[Exercise materials Boundary: Start]

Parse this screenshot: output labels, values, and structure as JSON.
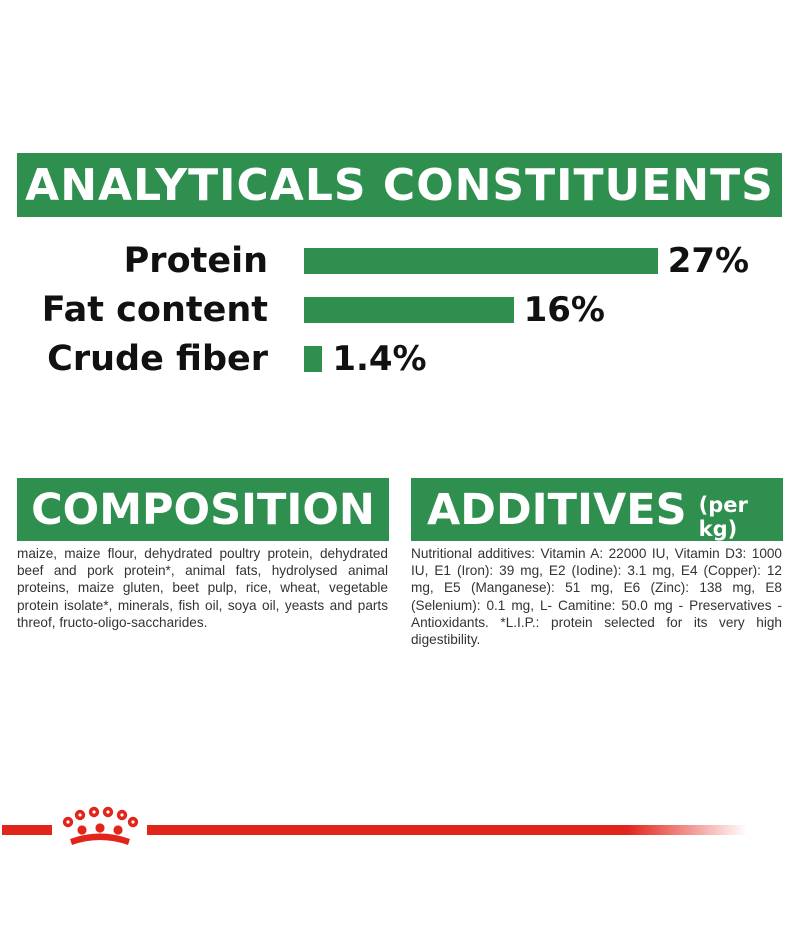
{
  "analytics": {
    "title": "ANALYTICALS CONSTITUENTS",
    "rows": [
      {
        "label": "Protein",
        "value": "27%",
        "percent": 27
      },
      {
        "label": "Fat content",
        "value": "16%",
        "percent": 16
      },
      {
        "label": "Crude fiber",
        "value": "1.4%",
        "percent": 1.4
      }
    ]
  },
  "composition": {
    "title": "COMPOSITION",
    "text": "maize, maize flour, dehydrated poultry protein, dehydrated beef and pork protein*, animal fats, hydrolysed animal proteins, maize gluten, beet pulp, rice, wheat, vegetable protein isolate*, minerals, fish oil, soya oil, yeasts and parts threof, fructo-oligo-saccharides."
  },
  "additives": {
    "title": "ADDITIVES",
    "title_suffix": "(per kg)",
    "text": "Nutritional additives: Vitamin A: 22000 IU, Vitamin D3: 1000 IU, E1 (Iron): 39 mg, E2 (Iodine): 3.1 mg, E4 (Copper): 12 mg, E5 (Manganese): 51 mg, E6 (Zinc): 138 mg, E8 (Selenium): 0.1 mg, L- Camitine: 50.0 mg - Preservatives - Antioxidants. *L.I.P.: protein selected for its very high digestibility."
  },
  "colors": {
    "brand_green": "#2f8f4e",
    "brand_red": "#e1251b"
  },
  "footer": {
    "logo_icon": "royal-crown-icon"
  }
}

[Exercise materials Boundary: End]

* [Task objective]:
Reproduce the lines above letter for letter. The pictures stay behind.

* [Answer to this task]:
Parse this screenshot: output labels, values, and structure as JSON.
{
  "analytics": {
    "title": "ANALYTICALS CONSTITUENTS",
    "rows": [
      {
        "label": "Protein",
        "value": "27%",
        "percent": 27
      },
      {
        "label": "Fat content",
        "value": "16%",
        "percent": 16
      },
      {
        "label": "Crude fiber",
        "value": "1.4%",
        "percent": 1.4
      }
    ]
  },
  "composition": {
    "title": "COMPOSITION",
    "text": "maize, maize flour, dehydrated poultry protein, dehydrated beef and pork protein*, animal fats, hydrolysed animal proteins, maize gluten, beet pulp, rice, wheat, vegetable protein isolate*, minerals, fish oil, soya oil, yeasts and parts threof, fructo-oligo-saccharides."
  },
  "additives": {
    "title": "ADDITIVES",
    "title_suffix": "(per kg)",
    "text": "Nutritional additives: Vitamin A: 22000 IU, Vitamin D3: 1000 IU, E1 (Iron): 39 mg, E2 (Iodine): 3.1 mg, E4 (Copper): 12 mg, E5 (Manganese): 51 mg, E6 (Zinc): 138 mg, E8 (Selenium): 0.1 mg, L- Camitine: 50.0 mg - Preservatives - Antioxidants. *L.I.P.: protein selected for its very high digestibility."
  },
  "colors": {
    "brand_green": "#2f8f4e",
    "brand_red": "#e1251b"
  },
  "footer": {
    "logo_icon": "royal-crown-icon"
  }
}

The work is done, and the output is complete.